GIVEN TASK.
Output every line below without omitting or altering anything.

[Dataset excerpts]
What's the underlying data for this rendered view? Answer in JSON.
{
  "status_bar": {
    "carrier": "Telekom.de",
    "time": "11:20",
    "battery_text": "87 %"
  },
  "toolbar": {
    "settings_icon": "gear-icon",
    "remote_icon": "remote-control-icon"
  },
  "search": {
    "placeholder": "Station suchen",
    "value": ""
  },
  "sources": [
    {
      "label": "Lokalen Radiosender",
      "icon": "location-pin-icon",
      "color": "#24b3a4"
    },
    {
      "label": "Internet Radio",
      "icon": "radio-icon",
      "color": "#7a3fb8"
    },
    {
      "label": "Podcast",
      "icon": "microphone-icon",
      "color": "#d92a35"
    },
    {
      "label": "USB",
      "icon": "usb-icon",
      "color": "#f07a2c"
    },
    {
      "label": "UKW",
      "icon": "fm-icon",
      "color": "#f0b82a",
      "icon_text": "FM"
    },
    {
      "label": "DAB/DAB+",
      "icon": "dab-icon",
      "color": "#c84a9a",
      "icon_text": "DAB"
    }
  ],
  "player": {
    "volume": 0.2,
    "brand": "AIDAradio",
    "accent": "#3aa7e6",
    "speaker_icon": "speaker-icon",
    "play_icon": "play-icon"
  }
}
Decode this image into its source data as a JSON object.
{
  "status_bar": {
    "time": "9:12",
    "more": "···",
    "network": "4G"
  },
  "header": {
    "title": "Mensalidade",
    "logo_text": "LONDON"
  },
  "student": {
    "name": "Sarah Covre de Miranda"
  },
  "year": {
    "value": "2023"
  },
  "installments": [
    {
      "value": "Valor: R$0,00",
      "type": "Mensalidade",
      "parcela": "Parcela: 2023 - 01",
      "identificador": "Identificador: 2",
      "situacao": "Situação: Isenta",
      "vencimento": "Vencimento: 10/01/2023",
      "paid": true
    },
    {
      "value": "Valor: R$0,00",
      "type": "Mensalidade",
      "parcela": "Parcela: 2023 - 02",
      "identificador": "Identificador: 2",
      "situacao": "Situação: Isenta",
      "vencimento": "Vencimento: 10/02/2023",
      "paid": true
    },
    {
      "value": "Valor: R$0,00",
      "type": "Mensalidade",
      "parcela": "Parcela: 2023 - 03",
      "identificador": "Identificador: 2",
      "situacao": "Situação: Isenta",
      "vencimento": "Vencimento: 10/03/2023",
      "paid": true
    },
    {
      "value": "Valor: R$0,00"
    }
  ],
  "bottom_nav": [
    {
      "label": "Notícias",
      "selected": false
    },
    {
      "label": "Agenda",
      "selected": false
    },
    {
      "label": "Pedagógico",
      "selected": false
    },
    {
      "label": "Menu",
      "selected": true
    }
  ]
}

RESPONSE TO THIS EXERCISE.
What's the underlying data for this rendered view? Answer in JSON.
{
  "status_bar": {
    "carrier": "Telekom.de",
    "time": "11:20",
    "battery_text": "87 %"
  },
  "toolbar": {
    "settings_icon": "gear-icon",
    "remote_icon": "remote-control-icon"
  },
  "search": {
    "placeholder": "Station suchen",
    "value": ""
  },
  "sources": [
    {
      "label": "Lokalen Radiosender",
      "icon": "location-pin-icon",
      "color": "#24b3a4"
    },
    {
      "label": "Internet Radio",
      "icon": "radio-icon",
      "color": "#7a3fb8"
    },
    {
      "label": "Podcast",
      "icon": "microphone-icon",
      "color": "#d92a35"
    },
    {
      "label": "USB",
      "icon": "usb-icon",
      "color": "#f07a2c"
    },
    {
      "label": "UKW",
      "icon": "fm-icon",
      "color": "#f0b82a",
      "icon_text": "FM"
    },
    {
      "label": "DAB/DAB+",
      "icon": "dab-icon",
      "color": "#c84a9a",
      "icon_text": "DAB"
    }
  ],
  "player": {
    "volume": 0.2,
    "brand": "AIDAradio",
    "accent": "#3aa7e6",
    "speaker_icon": "speaker-icon",
    "play_icon": "play-icon"
  }
}
Decode this image into its source data as a JSON object.
{
  "status_bar": {
    "time": "9:12",
    "more": "···",
    "network": "4G"
  },
  "header": {
    "title": "Mensalidade",
    "logo_text": "LONDON"
  },
  "student": {
    "name": "Sarah Covre de Miranda"
  },
  "year": {
    "value": "2023"
  },
  "installments": [
    {
      "value": "Valor: R$0,00",
      "type": "Mensalidade",
      "parcela": "Parcela: 2023 - 01",
      "identificador": "Identificador: 2",
      "situacao": "Situação: Isenta",
      "vencimento": "Vencimento: 10/01/2023",
      "paid": true
    },
    {
      "value": "Valor: R$0,00",
      "type": "Mensalidade",
      "parcela": "Parcela: 2023 - 02",
      "identificador": "Identificador: 2",
      "situacao": "Situação: Isenta",
      "vencimento": "Vencimento: 10/02/2023",
      "paid": true
    },
    {
      "value": "Valor: R$0,00",
      "type": "Mensalidade",
      "parcela": "Parcela: 2023 - 03",
      "identificador": "Identificador: 2",
      "situacao": "Situação: Isenta",
      "vencimento": "Vencimento: 10/03/2023",
      "paid": true
    },
    {
      "value": "Valor: R$0,00"
    }
  ],
  "bottom_nav": [
    {
      "label": "Notícias",
      "selected": false
    },
    {
      "label": "Agenda",
      "selected": false
    },
    {
      "label": "Pedagógico",
      "selected": false
    },
    {
      "label": "Menu",
      "selected": true
    }
  ]
}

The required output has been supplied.